### Exercise brief
Work out how many lines of the data hold the string "title", and reply with that number alone.

### Material for this task
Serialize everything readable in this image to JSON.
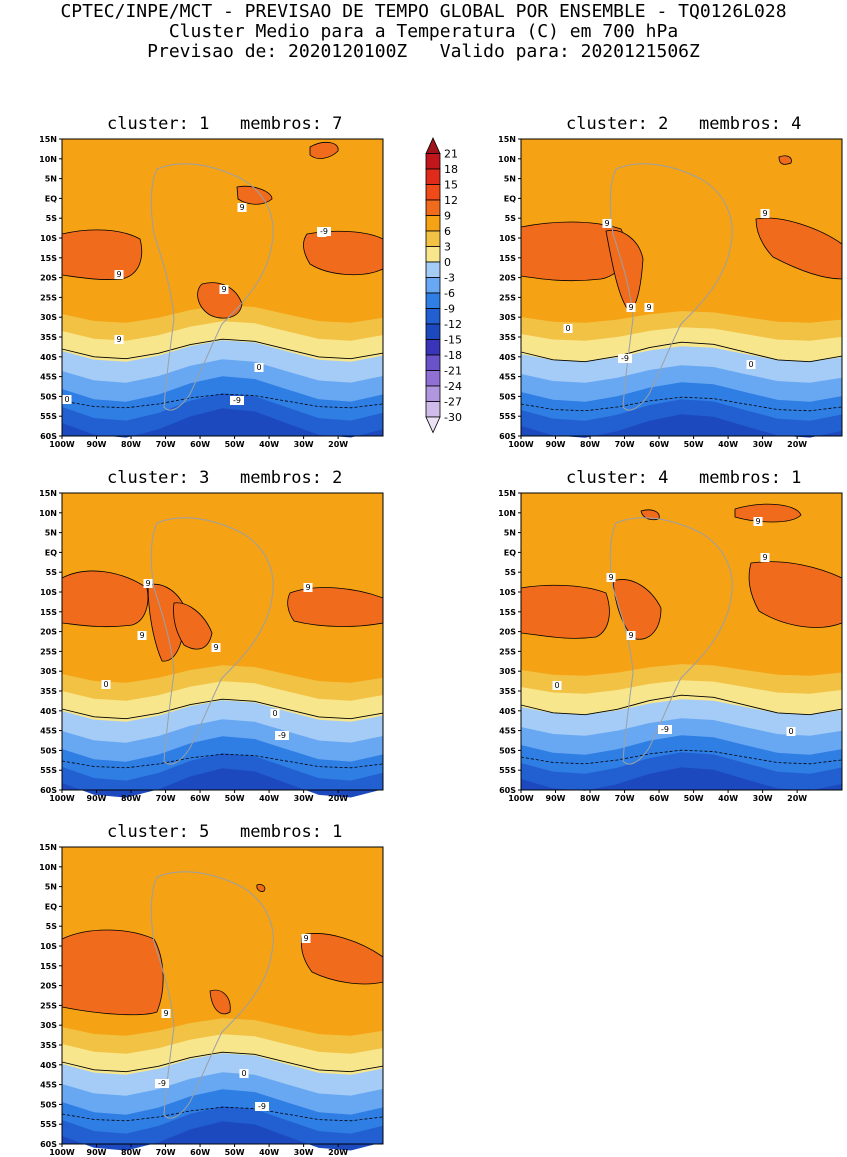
{
  "header": {
    "line1": "CPTEC/INPE/MCT - PREVISAO DE TEMPO GLOBAL POR ENSEMBLE - TQ0126L028",
    "line2": "Cluster Medio para a Temperatura (C) em 700 hPa",
    "line3": "Previsao de: 2020120100Z   Valido para: 2020121506Z"
  },
  "axes": {
    "lat_labels": [
      "15N",
      "10N",
      "5N",
      "EQ",
      "5S",
      "10S",
      "15S",
      "20S",
      "25S",
      "30S",
      "35S",
      "40S",
      "45S",
      "50S",
      "55S",
      "60S"
    ],
    "lon_labels": [
      "100W",
      "90W",
      "80W",
      "70W",
      "60W",
      "50W",
      "40W",
      "30W",
      "20W"
    ]
  },
  "colorbar": {
    "labels": [
      "21",
      "18",
      "15",
      "12",
      "9",
      "6",
      "3",
      "0",
      "-3",
      "-6",
      "-9",
      "-12",
      "-15",
      "-18",
      "-21",
      "-24",
      "-27",
      "-30"
    ],
    "colors": [
      "#a0121a",
      "#c0161c",
      "#e02a1a",
      "#f04a18",
      "#f06c1c",
      "#f5a214",
      "#f2c245",
      "#f8e68c",
      "#a4ccf6",
      "#68a8f2",
      "#2e7ee4",
      "#2260d2",
      "#1c4abe",
      "#3a34b8",
      "#6a52c8",
      "#9070d4",
      "#b096de",
      "#d0bcea",
      "#ece2f6"
    ]
  },
  "panels": [
    {
      "title": "cluster: 1   membros: 7",
      "contour_labels": [
        "9",
        "9",
        "9",
        "9",
        "9",
        "0",
        "0",
        "-9",
        "-9"
      ]
    },
    {
      "title": "cluster: 2   membros: 4",
      "contour_labels": [
        "9",
        "9",
        "9",
        "9",
        "0",
        "0",
        "-9"
      ]
    },
    {
      "title": "cluster: 3   membros: 2",
      "contour_labels": [
        "9",
        "9",
        "9",
        "9",
        "0",
        "0",
        "-9"
      ]
    },
    {
      "title": "cluster: 4   membros: 1",
      "contour_labels": [
        "9",
        "9",
        "9",
        "9",
        "0",
        "0",
        "-9"
      ]
    },
    {
      "title": "cluster: 5   membros: 1",
      "contour_labels": [
        "9",
        "9",
        "0",
        "-9",
        "-9"
      ]
    }
  ]
}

### Full response
5